__A run of records__:
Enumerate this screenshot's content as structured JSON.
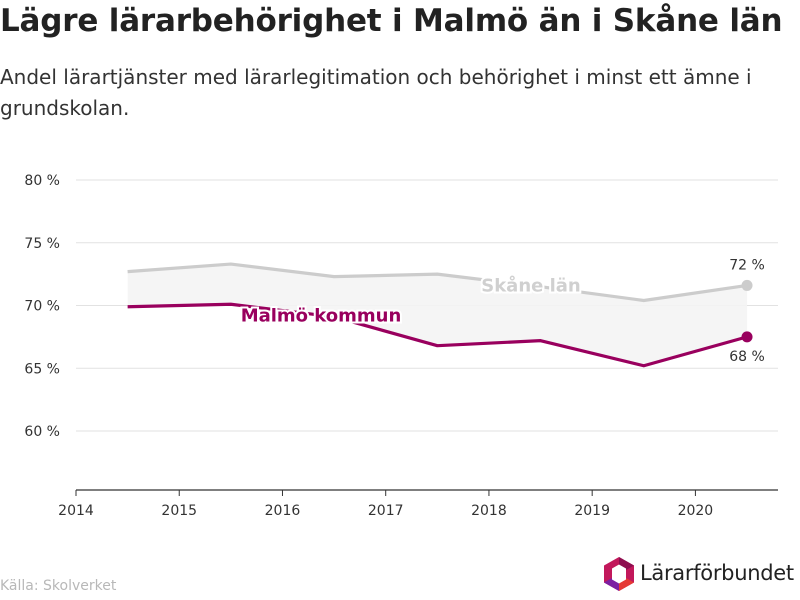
{
  "title": "Lägre lärarbehörighet i Malmö än i Skåne län",
  "subtitle": "Andel lärartjänster med lärarlegitimation och behörighet i minst ett ämne i grundskolan.",
  "source": "Källa: Skolverket",
  "logo_text": "Lärarförbundet",
  "chart_data": {
    "type": "line",
    "x_ticks": [
      "2014",
      "2015",
      "2016",
      "2017",
      "2018",
      "2019",
      "2020"
    ],
    "y_ticks": [
      "60 %",
      "65 %",
      "70 %",
      "75 %",
      "80 %"
    ],
    "ylim": [
      55.3,
      80
    ],
    "xlim": [
      2014,
      2020.8
    ],
    "grid": true,
    "series": [
      {
        "name": "Skåne län",
        "color": "#cccccc",
        "label_color": "#d0d0d0",
        "x": [
          2014.5,
          2015.5,
          2016.5,
          2017.5,
          2018.5,
          2019.5,
          2020.5
        ],
        "values": [
          72.7,
          73.3,
          72.3,
          72.5,
          71.5,
          70.4,
          71.6
        ],
        "end_label": "72 %"
      },
      {
        "name": "Malmö kommun",
        "color": "#99005e",
        "label_color": "#99005e",
        "x": [
          2014.5,
          2015.5,
          2016.5,
          2017.5,
          2018.5,
          2019.5,
          2020.5
        ],
        "values": [
          69.9,
          70.1,
          69.1,
          66.8,
          67.2,
          65.2,
          67.5
        ],
        "end_label": "68 %"
      }
    ]
  }
}
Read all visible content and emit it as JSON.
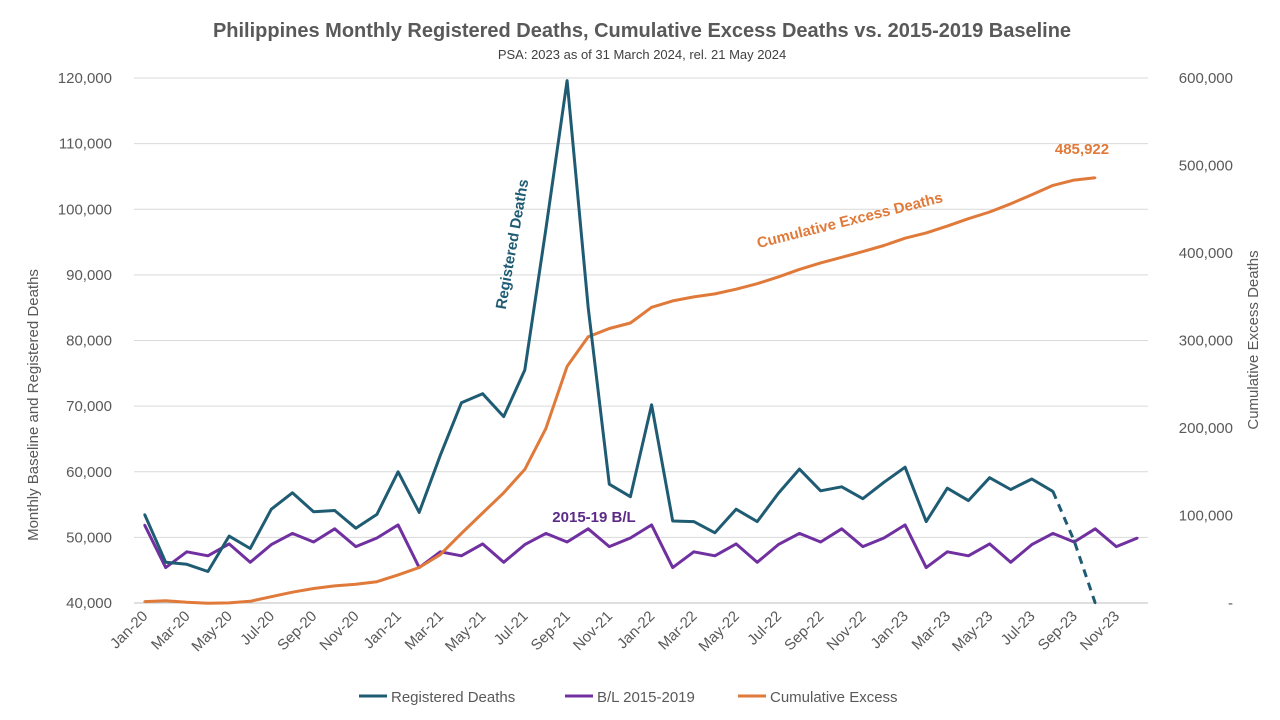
{
  "chart_data": {
    "type": "line",
    "title": "Philippines Monthly Registered Deaths, Cumulative Excess Deaths vs. 2015-2019 Baseline",
    "subtitle": "PSA: 2023 as of 31 March 2024, rel. 21 May 2024",
    "ylabel_left": "Monthly Baseline and Registered Deaths",
    "ylabel_right": "Cumulative Excess Deaths",
    "ylim_left": [
      40000,
      120000
    ],
    "ylim_right": [
      0,
      600000
    ],
    "yticks_left": [
      "40,000",
      "50,000",
      "60,000",
      "70,000",
      "80,000",
      "90,000",
      "100,000",
      "110,000",
      "120,000"
    ],
    "yticks_right": [
      "-",
      "100,000",
      "200,000",
      "300,000",
      "400,000",
      "500,000",
      "600,000"
    ],
    "x_tick_labels": [
      "Jan-20",
      "Mar-20",
      "May-20",
      "Jul-20",
      "Sep-20",
      "Nov-20",
      "Jan-21",
      "Mar-21",
      "May-21",
      "Jul-21",
      "Sep-21",
      "Nov-21",
      "Jan-22",
      "Mar-22",
      "May-22",
      "Jul-22",
      "Sep-22",
      "Nov-22",
      "Jan-23",
      "Mar-23",
      "May-23",
      "Jul-23",
      "Sep-23",
      "Nov-23"
    ],
    "x_start": "Jan-20",
    "months": 48,
    "grid": true,
    "legend_position": "bottom",
    "series": [
      {
        "name": "Registered Deaths",
        "axis": "left",
        "color": "#1f5c74",
        "values": [
          53500,
          46200,
          45900,
          44800,
          50200,
          48300,
          54300,
          56800,
          53900,
          54100,
          51400,
          53500,
          60000,
          53800,
          62500,
          70500,
          71900,
          68400,
          75500,
          97000,
          119600,
          85000,
          58100,
          56200,
          70200,
          52500,
          52400,
          50700,
          54300,
          52400,
          56700,
          60400,
          57100,
          57700,
          55900,
          58400,
          60700,
          52400,
          57500,
          55600,
          59100,
          57300,
          58900,
          57000,
          49500,
          40000
        ],
        "dashed_from_index": 43
      },
      {
        "name": "B/L 2015-2019",
        "axis": "left",
        "color": "#7030a0",
        "values": [
          51900,
          45400,
          47800,
          47200,
          49000,
          46200,
          48900,
          50600,
          49300,
          51300,
          48600,
          49900,
          51900,
          45400,
          47800,
          47200,
          49000,
          46200,
          48900,
          50600,
          49300,
          51300,
          48600,
          49900,
          51900,
          45400,
          47800,
          47200,
          49000,
          46200,
          48900,
          50600,
          49300,
          51300,
          48600,
          49900,
          51900,
          45400,
          47800,
          47200,
          49000,
          46200,
          48900,
          50600,
          49300,
          51300,
          48600,
          49900
        ]
      },
      {
        "name": "Cumulative Excess",
        "axis": "right",
        "color": "#e07a3a",
        "values": [
          1600,
          2500,
          800,
          -300,
          100,
          2000,
          7200,
          12300,
          16600,
          19500,
          21400,
          24300,
          32100,
          40600,
          55300,
          79600,
          102900,
          125900,
          152700,
          199600,
          270400,
          304200,
          313700,
          320000,
          338000,
          345300,
          349800,
          353300,
          358600,
          364900,
          372700,
          381300,
          388700,
          395100,
          401600,
          408600,
          416900,
          423000,
          430800,
          439200,
          446900,
          456200,
          466600,
          477300,
          483300,
          485922
        ]
      }
    ],
    "annotations": {
      "registered_deaths": "Registered Deaths",
      "baseline": "2015-19 B/L",
      "cumulative": "Cumulative Excess Deaths",
      "final_value": "485,922"
    }
  }
}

__Problem description__:
Only a number is expected here: the count of lines in the listing that hold the string "Excess".

__Answer in full__:
4